Data entries:
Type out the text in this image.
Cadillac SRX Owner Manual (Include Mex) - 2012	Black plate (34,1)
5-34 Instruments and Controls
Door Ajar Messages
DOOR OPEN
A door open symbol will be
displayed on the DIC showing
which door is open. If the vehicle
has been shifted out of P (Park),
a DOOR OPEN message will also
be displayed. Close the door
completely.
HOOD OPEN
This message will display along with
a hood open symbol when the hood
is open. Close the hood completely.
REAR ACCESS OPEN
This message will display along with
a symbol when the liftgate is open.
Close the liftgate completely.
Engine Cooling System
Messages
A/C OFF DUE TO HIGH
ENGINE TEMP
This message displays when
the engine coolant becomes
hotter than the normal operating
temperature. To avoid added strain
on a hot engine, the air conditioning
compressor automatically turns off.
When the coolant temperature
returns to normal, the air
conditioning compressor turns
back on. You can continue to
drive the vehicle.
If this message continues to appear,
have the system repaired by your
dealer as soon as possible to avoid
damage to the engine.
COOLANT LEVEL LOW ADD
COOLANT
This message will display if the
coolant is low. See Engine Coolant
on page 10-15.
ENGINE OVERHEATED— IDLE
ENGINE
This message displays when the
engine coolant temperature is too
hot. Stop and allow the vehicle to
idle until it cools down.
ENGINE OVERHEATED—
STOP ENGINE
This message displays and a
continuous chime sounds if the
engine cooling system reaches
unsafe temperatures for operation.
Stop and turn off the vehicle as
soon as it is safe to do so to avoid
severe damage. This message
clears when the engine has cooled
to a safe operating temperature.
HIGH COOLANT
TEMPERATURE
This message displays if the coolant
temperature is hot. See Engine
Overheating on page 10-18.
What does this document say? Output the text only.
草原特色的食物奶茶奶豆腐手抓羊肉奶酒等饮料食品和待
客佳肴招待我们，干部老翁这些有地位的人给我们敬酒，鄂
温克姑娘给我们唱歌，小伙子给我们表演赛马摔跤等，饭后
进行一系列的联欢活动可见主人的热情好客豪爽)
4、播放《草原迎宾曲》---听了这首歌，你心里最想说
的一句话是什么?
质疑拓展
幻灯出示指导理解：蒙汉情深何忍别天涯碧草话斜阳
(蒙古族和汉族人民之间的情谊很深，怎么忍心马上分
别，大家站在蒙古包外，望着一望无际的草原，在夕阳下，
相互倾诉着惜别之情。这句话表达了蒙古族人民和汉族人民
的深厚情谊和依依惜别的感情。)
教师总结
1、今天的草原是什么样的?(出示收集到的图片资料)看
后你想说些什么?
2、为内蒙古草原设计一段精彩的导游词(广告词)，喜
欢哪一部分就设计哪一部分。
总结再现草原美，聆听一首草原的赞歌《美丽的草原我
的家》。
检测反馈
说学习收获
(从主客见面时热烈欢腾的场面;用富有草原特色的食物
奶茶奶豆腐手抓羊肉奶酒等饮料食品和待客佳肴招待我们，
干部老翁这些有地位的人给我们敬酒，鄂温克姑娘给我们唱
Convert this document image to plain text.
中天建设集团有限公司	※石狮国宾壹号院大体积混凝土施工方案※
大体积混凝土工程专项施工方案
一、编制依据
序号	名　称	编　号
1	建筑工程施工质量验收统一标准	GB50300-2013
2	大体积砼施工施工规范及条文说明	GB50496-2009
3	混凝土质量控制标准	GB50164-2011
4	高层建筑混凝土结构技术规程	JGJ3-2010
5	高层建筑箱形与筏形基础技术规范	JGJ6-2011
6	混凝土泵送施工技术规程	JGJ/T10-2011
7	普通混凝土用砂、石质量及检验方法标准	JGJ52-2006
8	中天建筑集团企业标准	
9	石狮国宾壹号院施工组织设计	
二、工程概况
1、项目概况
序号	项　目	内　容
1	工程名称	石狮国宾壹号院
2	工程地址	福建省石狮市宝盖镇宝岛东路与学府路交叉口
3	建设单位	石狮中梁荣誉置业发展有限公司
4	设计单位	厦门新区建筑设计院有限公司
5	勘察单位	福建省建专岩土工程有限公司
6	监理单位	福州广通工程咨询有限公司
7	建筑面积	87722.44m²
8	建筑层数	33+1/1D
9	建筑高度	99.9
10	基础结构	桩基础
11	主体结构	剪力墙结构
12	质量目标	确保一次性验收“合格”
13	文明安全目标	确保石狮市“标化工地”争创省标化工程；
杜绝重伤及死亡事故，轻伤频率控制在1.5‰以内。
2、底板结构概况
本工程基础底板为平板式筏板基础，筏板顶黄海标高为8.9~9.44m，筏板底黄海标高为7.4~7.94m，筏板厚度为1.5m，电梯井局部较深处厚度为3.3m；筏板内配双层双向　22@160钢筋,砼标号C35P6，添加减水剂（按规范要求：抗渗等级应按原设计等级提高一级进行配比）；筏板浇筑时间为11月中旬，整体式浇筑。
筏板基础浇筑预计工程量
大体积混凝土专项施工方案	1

Requirement:
Gather up every line in the data above that contains the word "page", copying each one.

Solution to this task:
on page 10-15.
Overheating on page 10-18.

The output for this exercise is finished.